- **What to work on**
Repeat each line exactly as it is written.

- **Data for processing**
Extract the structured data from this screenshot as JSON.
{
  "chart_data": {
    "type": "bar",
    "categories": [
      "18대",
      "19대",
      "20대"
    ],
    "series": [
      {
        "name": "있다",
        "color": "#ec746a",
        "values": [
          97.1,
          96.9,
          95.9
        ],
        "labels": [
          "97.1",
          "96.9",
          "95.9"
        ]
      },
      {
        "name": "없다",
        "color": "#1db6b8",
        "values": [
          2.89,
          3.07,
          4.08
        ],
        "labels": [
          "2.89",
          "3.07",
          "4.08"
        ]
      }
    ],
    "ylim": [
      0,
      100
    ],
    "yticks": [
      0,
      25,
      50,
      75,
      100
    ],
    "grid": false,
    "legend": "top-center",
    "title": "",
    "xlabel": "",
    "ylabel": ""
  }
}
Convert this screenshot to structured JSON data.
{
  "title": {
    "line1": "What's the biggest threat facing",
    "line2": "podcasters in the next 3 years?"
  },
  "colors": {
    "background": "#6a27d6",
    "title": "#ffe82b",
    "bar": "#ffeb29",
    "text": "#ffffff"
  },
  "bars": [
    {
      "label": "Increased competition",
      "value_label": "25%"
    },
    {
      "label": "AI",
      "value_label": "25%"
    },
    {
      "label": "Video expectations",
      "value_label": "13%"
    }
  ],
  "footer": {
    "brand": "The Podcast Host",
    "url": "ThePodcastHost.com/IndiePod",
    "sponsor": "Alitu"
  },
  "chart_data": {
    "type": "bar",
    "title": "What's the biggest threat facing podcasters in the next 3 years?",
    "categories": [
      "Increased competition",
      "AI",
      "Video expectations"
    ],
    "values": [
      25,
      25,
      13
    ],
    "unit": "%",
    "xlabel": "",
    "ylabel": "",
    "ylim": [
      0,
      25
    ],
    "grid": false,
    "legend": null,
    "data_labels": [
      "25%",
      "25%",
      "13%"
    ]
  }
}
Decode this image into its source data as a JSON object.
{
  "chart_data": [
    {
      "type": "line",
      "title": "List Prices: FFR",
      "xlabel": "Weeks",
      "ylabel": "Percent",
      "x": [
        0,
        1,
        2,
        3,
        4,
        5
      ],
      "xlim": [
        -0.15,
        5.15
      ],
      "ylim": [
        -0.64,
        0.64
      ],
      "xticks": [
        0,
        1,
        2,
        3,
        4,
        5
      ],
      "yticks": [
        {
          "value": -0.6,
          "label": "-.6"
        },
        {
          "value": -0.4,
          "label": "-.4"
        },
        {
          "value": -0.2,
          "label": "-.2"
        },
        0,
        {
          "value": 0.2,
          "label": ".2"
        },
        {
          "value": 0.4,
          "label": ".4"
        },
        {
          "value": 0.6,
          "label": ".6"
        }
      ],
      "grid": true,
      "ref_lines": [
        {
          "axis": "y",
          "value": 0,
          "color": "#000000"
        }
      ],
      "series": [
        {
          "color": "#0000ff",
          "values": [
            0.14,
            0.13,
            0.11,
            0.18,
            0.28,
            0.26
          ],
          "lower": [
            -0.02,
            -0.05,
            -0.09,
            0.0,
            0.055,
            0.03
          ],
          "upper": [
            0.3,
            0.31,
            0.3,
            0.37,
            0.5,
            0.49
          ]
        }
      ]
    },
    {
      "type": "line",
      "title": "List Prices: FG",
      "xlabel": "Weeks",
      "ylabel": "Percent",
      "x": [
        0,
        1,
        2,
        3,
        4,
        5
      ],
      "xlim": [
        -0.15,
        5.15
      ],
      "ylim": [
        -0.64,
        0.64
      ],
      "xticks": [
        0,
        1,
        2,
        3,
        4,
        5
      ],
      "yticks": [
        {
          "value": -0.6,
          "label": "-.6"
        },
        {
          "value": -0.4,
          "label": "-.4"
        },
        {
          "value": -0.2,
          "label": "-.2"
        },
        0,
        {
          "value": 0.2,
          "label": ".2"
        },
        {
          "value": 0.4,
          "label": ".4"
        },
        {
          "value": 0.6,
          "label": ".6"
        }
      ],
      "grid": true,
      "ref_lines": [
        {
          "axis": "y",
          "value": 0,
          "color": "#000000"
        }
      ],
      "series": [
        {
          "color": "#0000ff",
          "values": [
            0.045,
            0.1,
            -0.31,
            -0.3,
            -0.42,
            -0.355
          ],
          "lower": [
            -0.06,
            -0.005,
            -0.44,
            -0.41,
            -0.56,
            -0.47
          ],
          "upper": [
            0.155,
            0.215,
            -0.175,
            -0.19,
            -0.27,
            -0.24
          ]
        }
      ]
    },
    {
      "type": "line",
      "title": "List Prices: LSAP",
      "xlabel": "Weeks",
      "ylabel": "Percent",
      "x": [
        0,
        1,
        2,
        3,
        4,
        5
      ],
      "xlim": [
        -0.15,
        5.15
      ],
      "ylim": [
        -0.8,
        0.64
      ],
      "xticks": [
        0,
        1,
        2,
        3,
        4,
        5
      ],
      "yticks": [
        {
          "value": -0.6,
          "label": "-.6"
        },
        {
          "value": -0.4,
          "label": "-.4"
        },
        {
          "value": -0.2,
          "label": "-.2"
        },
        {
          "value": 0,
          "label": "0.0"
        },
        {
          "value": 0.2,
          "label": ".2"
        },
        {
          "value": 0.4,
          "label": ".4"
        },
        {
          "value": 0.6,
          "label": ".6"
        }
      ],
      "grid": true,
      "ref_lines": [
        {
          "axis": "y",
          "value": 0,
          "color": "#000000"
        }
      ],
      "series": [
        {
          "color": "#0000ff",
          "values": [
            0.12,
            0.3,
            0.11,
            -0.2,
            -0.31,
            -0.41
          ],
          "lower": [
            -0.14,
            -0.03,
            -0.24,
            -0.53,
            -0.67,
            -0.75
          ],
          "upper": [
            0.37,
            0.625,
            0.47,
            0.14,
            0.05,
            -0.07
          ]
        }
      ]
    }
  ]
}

- **Response for this exercise**
Extract the structured data from this screenshot as JSON.
{
  "chart_data": {
    "type": "bar",
    "categories": [
      "18대",
      "19대",
      "20대"
    ],
    "series": [
      {
        "name": "있다",
        "color": "#ec746a",
        "values": [
          97.1,
          96.9,
          95.9
        ],
        "labels": [
          "97.1",
          "96.9",
          "95.9"
        ]
      },
      {
        "name": "없다",
        "color": "#1db6b8",
        "values": [
          2.89,
          3.07,
          4.08
        ],
        "labels": [
          "2.89",
          "3.07",
          "4.08"
        ]
      }
    ],
    "ylim": [
      0,
      100
    ],
    "yticks": [
      0,
      25,
      50,
      75,
      100
    ],
    "grid": false,
    "legend": "top-center",
    "title": "",
    "xlabel": "",
    "ylabel": ""
  }
}
Convert this screenshot to structured JSON data.
{
  "title": {
    "line1": "What's the biggest threat facing",
    "line2": "podcasters in the next 3 years?"
  },
  "colors": {
    "background": "#6a27d6",
    "title": "#ffe82b",
    "bar": "#ffeb29",
    "text": "#ffffff"
  },
  "bars": [
    {
      "label": "Increased competition",
      "value_label": "25%"
    },
    {
      "label": "AI",
      "value_label": "25%"
    },
    {
      "label": "Video expectations",
      "value_label": "13%"
    }
  ],
  "footer": {
    "brand": "The Podcast Host",
    "url": "ThePodcastHost.com/IndiePod",
    "sponsor": "Alitu"
  },
  "chart_data": {
    "type": "bar",
    "title": "What's the biggest threat facing podcasters in the next 3 years?",
    "categories": [
      "Increased competition",
      "AI",
      "Video expectations"
    ],
    "values": [
      25,
      25,
      13
    ],
    "unit": "%",
    "xlabel": "",
    "ylabel": "",
    "ylim": [
      0,
      25
    ],
    "grid": false,
    "legend": null,
    "data_labels": [
      "25%",
      "25%",
      "13%"
    ]
  }
}
Decode this image into its source data as a JSON object.
{
  "chart_data": [
    {
      "type": "line",
      "title": "List Prices: FFR",
      "xlabel": "Weeks",
      "ylabel": "Percent",
      "x": [
        0,
        1,
        2,
        3,
        4,
        5
      ],
      "xlim": [
        -0.15,
        5.15
      ],
      "ylim": [
        -0.64,
        0.64
      ],
      "xticks": [
        0,
        1,
        2,
        3,
        4,
        5
      ],
      "yticks": [
        {
          "value": -0.6,
          "label": "-.6"
        },
        {
          "value": -0.4,
          "label": "-.4"
        },
        {
          "value": -0.2,
          "label": "-.2"
        },
        0,
        {
          "value": 0.2,
          "label": ".2"
        },
        {
          "value": 0.4,
          "label": ".4"
        },
        {
          "value": 0.6,
          "label": ".6"
        }
      ],
      "grid": true,
      "ref_lines": [
        {
          "axis": "y",
          "value": 0,
          "color": "#000000"
        }
      ],
      "series": [
        {
          "color": "#0000ff",
          "values": [
            0.14,
            0.13,
            0.11,
            0.18,
            0.28,
            0.26
          ],
          "lower": [
            -0.02,
            -0.05,
            -0.09,
            0.0,
            0.055,
            0.03
          ],
          "upper": [
            0.3,
            0.31,
            0.3,
            0.37,
            0.5,
            0.49
          ]
        }
      ]
    },
    {
      "type": "line",
      "title": "List Prices: FG",
      "xlabel": "Weeks",
      "ylabel": "Percent",
      "x": [
        0,
        1,
        2,
        3,
        4,
        5
      ],
      "xlim": [
        -0.15,
        5.15
      ],
      "ylim": [
        -0.64,
        0.64
      ],
      "xticks": [
        0,
        1,
        2,
        3,
        4,
        5
      ],
      "yticks": [
        {
          "value": -0.6,
          "label": "-.6"
        },
        {
          "value": -0.4,
          "label": "-.4"
        },
        {
          "value": -0.2,
          "label": "-.2"
        },
        0,
        {
          "value": 0.2,
          "label": ".2"
        },
        {
          "value": 0.4,
          "label": ".4"
        },
        {
          "value": 0.6,
          "label": ".6"
        }
      ],
      "grid": true,
      "ref_lines": [
        {
          "axis": "y",
          "value": 0,
          "color": "#000000"
        }
      ],
      "series": [
        {
          "color": "#0000ff",
          "values": [
            0.045,
            0.1,
            -0.31,
            -0.3,
            -0.42,
            -0.355
          ],
          "lower": [
            -0.06,
            -0.005,
            -0.44,
            -0.41,
            -0.56,
            -0.47
          ],
          "upper": [
            0.155,
            0.215,
            -0.175,
            -0.19,
            -0.27,
            -0.24
          ]
        }
      ]
    },
    {
      "type": "line",
      "title": "List Prices: LSAP",
      "xlabel": "Weeks",
      "ylabel": "Percent",
      "x": [
        0,
        1,
        2,
        3,
        4,
        5
      ],
      "xlim": [
        -0.15,
        5.15
      ],
      "ylim": [
        -0.8,
        0.64
      ],
      "xticks": [
        0,
        1,
        2,
        3,
        4,
        5
      ],
      "yticks": [
        {
          "value": -0.6,
          "label": "-.6"
        },
        {
          "value": -0.4,
          "label": "-.4"
        },
        {
          "value": -0.2,
          "label": "-.2"
        },
        {
          "value": 0,
          "label": "0.0"
        },
        {
          "value": 0.2,
          "label": ".2"
        },
        {
          "value": 0.4,
          "label": ".4"
        },
        {
          "value": 0.6,
          "label": ".6"
        }
      ],
      "grid": true,
      "ref_lines": [
        {
          "axis": "y",
          "value": 0,
          "color": "#000000"
        }
      ],
      "series": [
        {
          "color": "#0000ff",
          "values": [
            0.12,
            0.3,
            0.11,
            -0.2,
            -0.31,
            -0.41
          ],
          "lower": [
            -0.14,
            -0.03,
            -0.24,
            -0.53,
            -0.67,
            -0.75
          ],
          "upper": [
            0.37,
            0.625,
            0.47,
            0.14,
            0.05,
            -0.07
          ]
        }
      ]
    }
  ]
}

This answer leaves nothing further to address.